**Description of the task**
Below is a block of data; give all of it again word for word.
start Rows
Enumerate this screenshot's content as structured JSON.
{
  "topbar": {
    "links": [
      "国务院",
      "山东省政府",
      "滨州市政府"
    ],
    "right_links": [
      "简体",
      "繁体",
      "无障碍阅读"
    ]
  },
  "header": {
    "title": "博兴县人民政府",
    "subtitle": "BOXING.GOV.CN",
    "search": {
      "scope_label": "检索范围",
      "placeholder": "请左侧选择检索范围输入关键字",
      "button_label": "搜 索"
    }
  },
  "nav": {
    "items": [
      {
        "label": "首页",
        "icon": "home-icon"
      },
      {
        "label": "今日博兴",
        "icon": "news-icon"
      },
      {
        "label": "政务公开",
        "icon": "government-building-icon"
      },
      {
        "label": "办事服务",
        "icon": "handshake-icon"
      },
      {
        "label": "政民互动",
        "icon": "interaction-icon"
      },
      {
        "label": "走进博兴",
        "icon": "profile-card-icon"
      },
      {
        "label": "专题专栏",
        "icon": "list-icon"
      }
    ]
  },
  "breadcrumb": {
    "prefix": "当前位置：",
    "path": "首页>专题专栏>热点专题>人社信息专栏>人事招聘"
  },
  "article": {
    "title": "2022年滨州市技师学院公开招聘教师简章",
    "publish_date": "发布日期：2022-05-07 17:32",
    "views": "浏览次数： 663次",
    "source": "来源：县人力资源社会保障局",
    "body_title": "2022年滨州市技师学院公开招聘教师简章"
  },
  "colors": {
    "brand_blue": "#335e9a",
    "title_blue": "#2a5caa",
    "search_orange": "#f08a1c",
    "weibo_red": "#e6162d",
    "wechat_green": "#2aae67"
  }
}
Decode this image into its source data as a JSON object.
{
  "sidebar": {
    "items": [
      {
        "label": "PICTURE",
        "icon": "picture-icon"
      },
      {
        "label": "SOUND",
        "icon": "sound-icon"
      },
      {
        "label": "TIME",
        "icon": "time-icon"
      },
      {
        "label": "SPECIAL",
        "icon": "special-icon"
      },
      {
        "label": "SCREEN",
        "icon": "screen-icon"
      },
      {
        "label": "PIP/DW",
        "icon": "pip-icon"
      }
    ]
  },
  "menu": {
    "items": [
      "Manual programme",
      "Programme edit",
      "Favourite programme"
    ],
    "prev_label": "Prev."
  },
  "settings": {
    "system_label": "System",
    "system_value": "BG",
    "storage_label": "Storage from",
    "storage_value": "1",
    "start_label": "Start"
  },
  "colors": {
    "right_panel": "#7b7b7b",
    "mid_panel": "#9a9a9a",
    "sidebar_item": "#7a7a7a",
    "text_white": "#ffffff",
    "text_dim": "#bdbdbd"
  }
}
end Rows
**Correct answer**
Enumerate this screenshot's content as structured JSON.
{
  "topbar": {
    "links": [
      "国务院",
      "山东省政府",
      "滨州市政府"
    ],
    "right_links": [
      "简体",
      "繁体",
      "无障碍阅读"
    ]
  },
  "header": {
    "title": "博兴县人民政府",
    "subtitle": "BOXING.GOV.CN",
    "search": {
      "scope_label": "检索范围",
      "placeholder": "请左侧选择检索范围输入关键字",
      "button_label": "搜 索"
    }
  },
  "nav": {
    "items": [
      {
        "label": "首页",
        "icon": "home-icon"
      },
      {
        "label": "今日博兴",
        "icon": "news-icon"
      },
      {
        "label": "政务公开",
        "icon": "government-building-icon"
      },
      {
        "label": "办事服务",
        "icon": "handshake-icon"
      },
      {
        "label": "政民互动",
        "icon": "interaction-icon"
      },
      {
        "label": "走进博兴",
        "icon": "profile-card-icon"
      },
      {
        "label": "专题专栏",
        "icon": "list-icon"
      }
    ]
  },
  "breadcrumb": {
    "prefix": "当前位置：",
    "path": "首页>专题专栏>热点专题>人社信息专栏>人事招聘"
  },
  "article": {
    "title": "2022年滨州市技师学院公开招聘教师简章",
    "publish_date": "发布日期：2022-05-07 17:32",
    "views": "浏览次数： 663次",
    "source": "来源：县人力资源社会保障局",
    "body_title": "2022年滨州市技师学院公开招聘教师简章"
  },
  "colors": {
    "brand_blue": "#335e9a",
    "title_blue": "#2a5caa",
    "search_orange": "#f08a1c",
    "weibo_red": "#e6162d",
    "wechat_green": "#2aae67"
  }
}
Decode this image into its source data as a JSON object.
{
  "sidebar": {
    "items": [
      {
        "label": "PICTURE",
        "icon": "picture-icon"
      },
      {
        "label": "SOUND",
        "icon": "sound-icon"
      },
      {
        "label": "TIME",
        "icon": "time-icon"
      },
      {
        "label": "SPECIAL",
        "icon": "special-icon"
      },
      {
        "label": "SCREEN",
        "icon": "screen-icon"
      },
      {
        "label": "PIP/DW",
        "icon": "pip-icon"
      }
    ]
  },
  "menu": {
    "items": [
      "Manual programme",
      "Programme edit",
      "Favourite programme"
    ],
    "prev_label": "Prev."
  },
  "settings": {
    "system_label": "System",
    "system_value": "BG",
    "storage_label": "Storage from",
    "storage_value": "1",
    "start_label": "Start"
  },
  "colors": {
    "right_panel": "#7b7b7b",
    "mid_panel": "#9a9a9a",
    "sidebar_item": "#7a7a7a",
    "text_white": "#ffffff",
    "text_dim": "#bdbdbd"
  }
}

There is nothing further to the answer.